------ Information supplied
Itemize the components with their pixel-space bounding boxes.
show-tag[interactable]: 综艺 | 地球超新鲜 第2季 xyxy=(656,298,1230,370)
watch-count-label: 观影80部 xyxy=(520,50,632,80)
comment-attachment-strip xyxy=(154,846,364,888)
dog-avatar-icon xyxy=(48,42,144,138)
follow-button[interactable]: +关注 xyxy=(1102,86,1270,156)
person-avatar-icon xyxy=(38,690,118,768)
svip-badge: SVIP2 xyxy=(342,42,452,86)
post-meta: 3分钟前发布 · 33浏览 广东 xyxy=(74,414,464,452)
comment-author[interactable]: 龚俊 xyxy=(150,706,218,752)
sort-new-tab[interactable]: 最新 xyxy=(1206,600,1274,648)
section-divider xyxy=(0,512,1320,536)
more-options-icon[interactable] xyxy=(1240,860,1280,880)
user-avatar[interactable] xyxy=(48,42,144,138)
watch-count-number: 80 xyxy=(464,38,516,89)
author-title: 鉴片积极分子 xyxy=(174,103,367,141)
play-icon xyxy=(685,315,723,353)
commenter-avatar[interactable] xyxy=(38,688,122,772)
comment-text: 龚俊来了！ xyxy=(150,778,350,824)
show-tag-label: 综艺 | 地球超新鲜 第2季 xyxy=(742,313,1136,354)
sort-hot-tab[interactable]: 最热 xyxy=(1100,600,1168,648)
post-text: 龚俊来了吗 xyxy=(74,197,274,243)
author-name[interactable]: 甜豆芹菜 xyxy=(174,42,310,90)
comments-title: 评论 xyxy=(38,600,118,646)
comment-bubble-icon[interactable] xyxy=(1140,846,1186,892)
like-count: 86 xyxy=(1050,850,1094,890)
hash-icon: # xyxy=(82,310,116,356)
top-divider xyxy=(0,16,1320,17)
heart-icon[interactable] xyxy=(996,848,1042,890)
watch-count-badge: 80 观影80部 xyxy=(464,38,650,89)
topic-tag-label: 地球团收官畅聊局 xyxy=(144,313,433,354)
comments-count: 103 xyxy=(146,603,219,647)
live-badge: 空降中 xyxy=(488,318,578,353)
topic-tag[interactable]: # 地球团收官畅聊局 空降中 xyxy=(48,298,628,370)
------------
* [Instructions to follow]: Copy the data verbatim from its first line down to the line containing "live-badge: 空降中 xyxy=(488,318,578,353)", including both of those lines.

* [Result below]:
Itemize the components with their pixel-space bounding boxes.
show-tag[interactable]: 综艺 | 地球超新鲜 第2季 xyxy=(656,298,1230,370)
watch-count-label: 观影80部 xyxy=(520,50,632,80)
comment-attachment-strip xyxy=(154,846,364,888)
dog-avatar-icon xyxy=(48,42,144,138)
follow-button[interactable]: +关注 xyxy=(1102,86,1270,156)
person-avatar-icon xyxy=(38,690,118,768)
svip-badge: SVIP2 xyxy=(342,42,452,86)
post-meta: 3分钟前发布 · 33浏览 广东 xyxy=(74,414,464,452)
comment-author[interactable]: 龚俊 xyxy=(150,706,218,752)
sort-new-tab[interactable]: 最新 xyxy=(1206,600,1274,648)
section-divider xyxy=(0,512,1320,536)
more-options-icon[interactable] xyxy=(1240,860,1280,880)
user-avatar[interactable] xyxy=(48,42,144,138)
watch-count-number: 80 xyxy=(464,38,516,89)
author-title: 鉴片积极分子 xyxy=(174,103,367,141)
play-icon xyxy=(685,315,723,353)
commenter-avatar[interactable] xyxy=(38,688,122,772)
comment-text: 龚俊来了！ xyxy=(150,778,350,824)
show-tag-label: 综艺 | 地球超新鲜 第2季 xyxy=(742,313,1136,354)
sort-hot-tab[interactable]: 最热 xyxy=(1100,600,1168,648)
post-text: 龚俊来了吗 xyxy=(74,197,274,243)
author-name[interactable]: 甜豆芹菜 xyxy=(174,42,310,90)
comments-title: 评论 xyxy=(38,600,118,646)
comment-bubble-icon[interactable] xyxy=(1140,846,1186,892)
like-count: 86 xyxy=(1050,850,1094,890)
hash-icon: # xyxy=(82,310,116,356)
top-divider xyxy=(0,16,1320,17)
heart-icon[interactable] xyxy=(996,848,1042,890)
watch-count-badge: 80 观影80部 xyxy=(464,38,650,89)
topic-tag-label: 地球团收官畅聊局 xyxy=(144,313,433,354)
comments-count: 103 xyxy=(146,603,219,647)
live-badge: 空降中 xyxy=(488,318,578,353)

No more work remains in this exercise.